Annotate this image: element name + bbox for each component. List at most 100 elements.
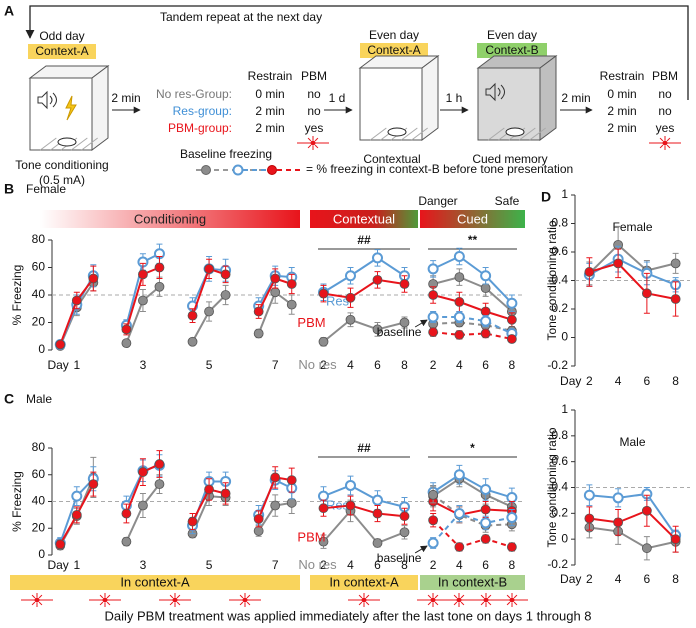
pbm-icon	[246, 594, 251, 599]
data-point	[428, 290, 439, 300]
speaker	[485, 82, 505, 102]
data-point	[670, 258, 681, 269]
shock	[65, 95, 77, 121]
significance: **	[468, 233, 478, 247]
x-tick-label: 6	[374, 358, 381, 372]
pbm-icon	[239, 594, 244, 599]
data-point	[55, 339, 66, 350]
data-point	[454, 272, 465, 283]
y-tick-label: 0	[38, 342, 45, 356]
table-header: Restrain	[600, 69, 645, 83]
data-point	[345, 500, 356, 511]
phase-bar	[40, 210, 300, 228]
x-tick-label: 4	[615, 572, 622, 586]
context-bar	[10, 575, 300, 590]
data-point	[670, 294, 681, 304]
x-tick-label: 1	[73, 558, 80, 572]
pbm-icon	[480, 601, 485, 606]
data-point	[270, 287, 281, 298]
annotation: baseline	[377, 325, 422, 339]
data-point	[613, 517, 624, 528]
repeat-label: Tandem repeat at the next day	[160, 10, 322, 24]
table-cell: 0 min	[607, 87, 636, 101]
table-header: PBM	[301, 69, 327, 83]
step-caption: Cued memory	[472, 152, 547, 166]
data-point	[318, 536, 329, 547]
context-box	[360, 43, 428, 58]
grid-floor	[488, 127, 505, 141]
annotation: baseline	[377, 551, 422, 565]
x-tick-label: 4	[456, 358, 463, 372]
y-tick-label: 80	[32, 440, 46, 454]
series-line	[432, 276, 513, 313]
data-point	[270, 472, 281, 483]
x-tick-label: 5	[206, 358, 213, 372]
data-point	[428, 489, 439, 500]
panel-label: B	[4, 181, 14, 197]
pbm-icon	[427, 594, 432, 599]
data-point	[187, 336, 198, 347]
y-tick-label: 0.4	[551, 480, 568, 494]
pbm-icon	[99, 601, 104, 606]
data-point	[427, 537, 439, 549]
x-tick-label: 2	[430, 358, 437, 372]
arrow-label: 1 d	[329, 91, 346, 105]
y-tick-label: 0.2	[551, 506, 568, 520]
data-point	[71, 509, 82, 520]
series-line	[322, 318, 405, 343]
data-point	[121, 324, 132, 335]
pbm-icon	[169, 594, 174, 599]
data-point	[480, 306, 491, 317]
table-cell: no	[307, 104, 321, 118]
data-point	[584, 267, 595, 277]
pbm-icon	[358, 594, 363, 599]
chart-title: Male	[619, 435, 645, 449]
group-name: No res-Group:	[156, 87, 232, 101]
pbm-icon	[662, 140, 668, 146]
x-tick-label: 8	[509, 558, 516, 572]
data-point	[318, 503, 329, 514]
data-point	[670, 534, 681, 545]
data-point	[480, 283, 491, 294]
y-tick-label: 0.4	[551, 273, 568, 287]
data-point	[204, 484, 214, 495]
series-line	[432, 477, 513, 508]
x-tick-label: 1	[73, 358, 80, 372]
data-point	[480, 270, 492, 282]
data-point	[641, 505, 652, 516]
pbm-icon	[172, 597, 178, 603]
pbm-icon	[453, 594, 458, 599]
panel-label: C	[4, 391, 14, 407]
x-axis-label: Day	[560, 572, 581, 586]
data-point	[480, 517, 492, 529]
step-caption: Tone conditioning	[15, 158, 108, 172]
mouse	[387, 127, 407, 137]
series-label: PBM	[297, 315, 325, 330]
series-line	[432, 473, 513, 499]
series-line	[432, 494, 512, 527]
pbm-icon	[659, 144, 664, 149]
chamber-side	[539, 55, 557, 141]
y-tick-label: -0.2	[547, 557, 568, 571]
chart-title: Female	[612, 220, 652, 234]
pbm-icon	[453, 601, 458, 606]
arrow-label: 2 min	[561, 91, 590, 105]
data-point	[286, 299, 297, 310]
data-point	[399, 511, 410, 522]
series-line	[323, 484, 405, 508]
x-tick-label: 8	[672, 572, 679, 586]
step-caption: (0.5 mA)	[39, 173, 85, 187]
pbm-icon	[106, 601, 111, 606]
pbm-icon	[307, 137, 312, 142]
series-line	[433, 316, 513, 335]
x-tick-label: 6	[644, 572, 651, 586]
context-label: Context-A	[367, 43, 420, 57]
series-label: Res	[326, 498, 350, 513]
data-point	[345, 292, 356, 303]
data-point	[506, 512, 518, 524]
data-point	[454, 296, 465, 307]
pbm-icon	[38, 601, 43, 606]
series-line	[589, 526, 676, 550]
arrow-label: 2 min	[111, 91, 140, 105]
table-cell: yes	[305, 121, 324, 135]
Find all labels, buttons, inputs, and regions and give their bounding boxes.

--*--

● Work to complete:
Extract from the records every line, verbatim, from the one containing "594, 251, 599]" through the one containing "358, 463, 372]", inclusive of both.

● Solution:
pbm-icon	[246, 594, 251, 599]
data-point	[428, 290, 439, 300]
speaker	[485, 82, 505, 102]
data-point	[670, 258, 681, 269]
shock	[65, 95, 77, 121]
significance: **	[468, 233, 478, 247]
x-tick-label: 6	[374, 358, 381, 372]
pbm-icon	[239, 594, 244, 599]
data-point	[55, 339, 66, 350]
data-point	[454, 272, 465, 283]
y-tick-label: 0	[38, 342, 45, 356]
table-header: Restrain	[600, 69, 645, 83]
data-point	[345, 500, 356, 511]
phase-bar	[40, 210, 300, 228]
x-tick-label: 4	[615, 572, 622, 586]
context-bar	[10, 575, 300, 590]
data-point	[670, 294, 681, 304]
x-tick-label: 1	[73, 558, 80, 572]
pbm-icon	[480, 601, 485, 606]
data-point	[270, 287, 281, 298]
annotation: baseline	[377, 325, 422, 339]
data-point	[613, 517, 624, 528]
repeat-label: Tandem repeat at the next day	[160, 10, 322, 24]
table-cell: 0 min	[607, 87, 636, 101]
table-header: PBM	[301, 69, 327, 83]
step-caption: Cued memory	[472, 152, 547, 166]
data-point	[318, 536, 329, 547]
context-box	[360, 43, 428, 58]
grid-floor	[488, 127, 505, 141]
annotation: baseline	[377, 551, 422, 565]
x-tick-label: 4	[456, 358, 463, 372]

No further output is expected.